• **Exercise directions**
Below is a block of records. Copy every line in it that contains the word "Layanan".

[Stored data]
----------------

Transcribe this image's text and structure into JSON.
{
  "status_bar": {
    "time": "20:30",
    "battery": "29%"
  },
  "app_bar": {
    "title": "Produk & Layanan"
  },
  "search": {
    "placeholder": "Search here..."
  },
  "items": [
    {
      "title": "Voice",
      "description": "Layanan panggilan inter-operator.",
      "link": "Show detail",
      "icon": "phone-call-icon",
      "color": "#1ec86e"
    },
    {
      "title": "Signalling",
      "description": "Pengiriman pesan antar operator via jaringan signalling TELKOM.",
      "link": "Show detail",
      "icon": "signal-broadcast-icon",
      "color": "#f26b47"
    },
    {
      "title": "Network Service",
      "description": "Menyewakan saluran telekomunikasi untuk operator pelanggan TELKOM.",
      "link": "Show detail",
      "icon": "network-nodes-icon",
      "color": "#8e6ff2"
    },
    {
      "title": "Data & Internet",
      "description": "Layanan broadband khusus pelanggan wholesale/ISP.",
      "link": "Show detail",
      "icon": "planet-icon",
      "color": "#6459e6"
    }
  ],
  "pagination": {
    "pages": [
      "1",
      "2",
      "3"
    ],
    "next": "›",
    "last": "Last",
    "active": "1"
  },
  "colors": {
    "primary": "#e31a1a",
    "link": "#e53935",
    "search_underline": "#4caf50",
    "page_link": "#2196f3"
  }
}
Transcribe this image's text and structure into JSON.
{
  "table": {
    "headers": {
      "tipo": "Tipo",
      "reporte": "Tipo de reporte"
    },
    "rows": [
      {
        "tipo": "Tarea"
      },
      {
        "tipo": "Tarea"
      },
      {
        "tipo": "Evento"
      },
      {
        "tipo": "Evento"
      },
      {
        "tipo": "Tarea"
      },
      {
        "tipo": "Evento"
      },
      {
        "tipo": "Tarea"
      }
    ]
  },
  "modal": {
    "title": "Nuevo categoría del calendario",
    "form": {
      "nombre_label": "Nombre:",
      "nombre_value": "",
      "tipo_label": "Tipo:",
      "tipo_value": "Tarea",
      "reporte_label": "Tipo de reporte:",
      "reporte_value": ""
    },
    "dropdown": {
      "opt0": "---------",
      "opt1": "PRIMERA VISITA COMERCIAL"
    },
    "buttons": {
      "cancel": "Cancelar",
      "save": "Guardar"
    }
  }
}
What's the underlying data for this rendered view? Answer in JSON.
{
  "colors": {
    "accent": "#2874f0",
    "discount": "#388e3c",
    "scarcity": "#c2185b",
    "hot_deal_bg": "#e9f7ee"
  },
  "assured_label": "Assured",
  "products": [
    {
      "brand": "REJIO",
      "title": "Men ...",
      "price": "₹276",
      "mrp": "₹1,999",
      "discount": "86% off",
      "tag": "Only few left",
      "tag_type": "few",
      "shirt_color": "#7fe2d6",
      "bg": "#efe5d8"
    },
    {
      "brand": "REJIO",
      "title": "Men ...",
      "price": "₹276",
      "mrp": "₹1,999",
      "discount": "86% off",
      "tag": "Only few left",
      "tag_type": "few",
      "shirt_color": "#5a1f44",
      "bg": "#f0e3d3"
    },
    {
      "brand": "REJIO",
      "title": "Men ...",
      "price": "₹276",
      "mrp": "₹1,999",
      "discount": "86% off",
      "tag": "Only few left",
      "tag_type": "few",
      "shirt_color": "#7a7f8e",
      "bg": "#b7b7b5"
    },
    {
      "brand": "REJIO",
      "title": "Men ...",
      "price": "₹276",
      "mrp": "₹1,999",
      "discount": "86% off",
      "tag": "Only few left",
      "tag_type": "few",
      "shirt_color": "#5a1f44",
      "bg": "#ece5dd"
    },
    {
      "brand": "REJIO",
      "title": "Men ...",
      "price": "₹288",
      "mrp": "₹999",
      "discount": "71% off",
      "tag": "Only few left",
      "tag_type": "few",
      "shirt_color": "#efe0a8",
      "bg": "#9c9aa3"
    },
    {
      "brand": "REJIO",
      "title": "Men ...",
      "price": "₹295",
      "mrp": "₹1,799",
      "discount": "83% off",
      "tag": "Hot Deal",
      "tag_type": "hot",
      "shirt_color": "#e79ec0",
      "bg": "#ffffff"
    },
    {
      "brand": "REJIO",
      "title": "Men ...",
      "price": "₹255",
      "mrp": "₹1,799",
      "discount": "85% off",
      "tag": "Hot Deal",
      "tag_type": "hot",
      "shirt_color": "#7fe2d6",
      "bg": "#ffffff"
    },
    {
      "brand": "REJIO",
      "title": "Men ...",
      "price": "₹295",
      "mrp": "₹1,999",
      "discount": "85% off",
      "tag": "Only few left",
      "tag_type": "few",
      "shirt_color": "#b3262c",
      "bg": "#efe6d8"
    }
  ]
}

----------------

• **Expected answer**
    "title": "Produk & Layanan"
      "description": "Layanan panggilan inter-operator.",
      "description": "Layanan broadband khusus pelanggan wholesale/ISP.",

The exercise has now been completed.